Restate the whole listing exactly.

*Input records*:
◇ ◇ ◇ ◇

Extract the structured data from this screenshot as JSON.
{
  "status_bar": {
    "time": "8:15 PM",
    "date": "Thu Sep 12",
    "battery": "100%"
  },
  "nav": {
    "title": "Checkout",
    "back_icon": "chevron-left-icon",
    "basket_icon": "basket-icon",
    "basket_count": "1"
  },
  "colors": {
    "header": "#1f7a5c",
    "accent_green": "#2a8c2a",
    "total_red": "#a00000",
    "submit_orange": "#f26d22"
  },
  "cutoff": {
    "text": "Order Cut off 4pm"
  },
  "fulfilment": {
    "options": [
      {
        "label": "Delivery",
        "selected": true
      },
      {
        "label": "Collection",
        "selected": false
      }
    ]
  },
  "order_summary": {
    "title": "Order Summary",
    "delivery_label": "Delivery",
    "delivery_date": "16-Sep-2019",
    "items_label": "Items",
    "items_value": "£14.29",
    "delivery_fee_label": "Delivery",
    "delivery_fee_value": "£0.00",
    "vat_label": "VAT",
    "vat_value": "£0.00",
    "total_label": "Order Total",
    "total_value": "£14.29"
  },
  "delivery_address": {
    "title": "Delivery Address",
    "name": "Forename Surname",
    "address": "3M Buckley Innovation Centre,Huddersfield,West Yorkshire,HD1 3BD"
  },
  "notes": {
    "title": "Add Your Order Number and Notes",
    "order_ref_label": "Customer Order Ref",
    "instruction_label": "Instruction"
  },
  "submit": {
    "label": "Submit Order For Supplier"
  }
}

◇ ◇ ◇ ◇

*Full answer*:
Extract the structured data from this screenshot as JSON.
{
  "status_bar": {
    "time": "8:15 PM",
    "date": "Thu Sep 12",
    "battery": "100%"
  },
  "nav": {
    "title": "Checkout",
    "back_icon": "chevron-left-icon",
    "basket_icon": "basket-icon",
    "basket_count": "1"
  },
  "colors": {
    "header": "#1f7a5c",
    "accent_green": "#2a8c2a",
    "total_red": "#a00000",
    "submit_orange": "#f26d22"
  },
  "cutoff": {
    "text": "Order Cut off 4pm"
  },
  "fulfilment": {
    "options": [
      {
        "label": "Delivery",
        "selected": true
      },
      {
        "label": "Collection",
        "selected": false
      }
    ]
  },
  "order_summary": {
    "title": "Order Summary",
    "delivery_label": "Delivery",
    "delivery_date": "16-Sep-2019",
    "items_label": "Items",
    "items_value": "£14.29",
    "delivery_fee_label": "Delivery",
    "delivery_fee_value": "£0.00",
    "vat_label": "VAT",
    "vat_value": "£0.00",
    "total_label": "Order Total",
    "total_value": "£14.29"
  },
  "delivery_address": {
    "title": "Delivery Address",
    "name": "Forename Surname",
    "address": "3M Buckley Innovation Centre,Huddersfield,West Yorkshire,HD1 3BD"
  },
  "notes": {
    "title": "Add Your Order Number and Notes",
    "order_ref_label": "Customer Order Ref",
    "instruction_label": "Instruction"
  },
  "submit": {
    "label": "Submit Order For Supplier"
  }
}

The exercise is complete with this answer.